- **WHAT THE EXERCISE ASKS**
Render the following material again verbatim, leaving nothing out.

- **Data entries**
-----

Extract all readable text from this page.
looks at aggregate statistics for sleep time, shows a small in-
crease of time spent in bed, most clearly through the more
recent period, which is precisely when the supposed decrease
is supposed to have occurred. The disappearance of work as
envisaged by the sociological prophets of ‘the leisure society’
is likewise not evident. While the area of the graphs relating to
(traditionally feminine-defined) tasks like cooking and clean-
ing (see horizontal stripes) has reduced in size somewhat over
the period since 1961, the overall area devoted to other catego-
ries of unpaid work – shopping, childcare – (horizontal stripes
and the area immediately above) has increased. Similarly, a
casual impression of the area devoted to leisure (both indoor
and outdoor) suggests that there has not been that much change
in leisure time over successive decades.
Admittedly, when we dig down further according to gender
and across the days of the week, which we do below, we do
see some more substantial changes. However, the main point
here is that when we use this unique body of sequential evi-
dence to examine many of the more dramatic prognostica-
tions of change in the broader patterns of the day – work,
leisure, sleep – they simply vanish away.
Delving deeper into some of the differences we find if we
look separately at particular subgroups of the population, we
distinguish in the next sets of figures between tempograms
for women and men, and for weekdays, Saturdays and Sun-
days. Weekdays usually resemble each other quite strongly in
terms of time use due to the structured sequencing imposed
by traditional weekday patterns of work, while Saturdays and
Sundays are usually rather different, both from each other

-----

- **REPLY TO THE EXERCISE**
Extract all readable text from this page.
looks at aggregate statistics for sleep time, shows a small in-
crease of time spent in bed, most clearly through the more
recent period, which is precisely when the supposed decrease
is supposed to have occurred. The disappearance of work as
envisaged by the sociological prophets of ‘the leisure society’
is likewise not evident. While the area of the graphs relating to
(traditionally feminine-defined) tasks like cooking and clean-
ing (see horizontal stripes) has reduced in size somewhat over
the period since 1961, the overall area devoted to other catego-
ries of unpaid work – shopping, childcare – (horizontal stripes
and the area immediately above) has increased. Similarly, a
casual impression of the area devoted to leisure (both indoor
and outdoor) suggests that there has not been that much change
in leisure time over successive decades.
Admittedly, when we dig down further according to gender
and across the days of the week, which we do below, we do
see some more substantial changes. However, the main point
here is that when we use this unique body of sequential evi-
dence to examine many of the more dramatic prognostica-
tions of change in the broader patterns of the day – work,
leisure, sleep – they simply vanish away.
Delving deeper into some of the differences we find if we
look separately at particular subgroups of the population, we
distinguish in the next sets of figures between tempograms
for women and men, and for weekdays, Saturdays and Sun-
days. Weekdays usually resemble each other quite strongly in
terms of time use due to the structured sequencing imposed
by traditional weekday patterns of work, while Saturdays and
Sundays are usually rather different, both from each other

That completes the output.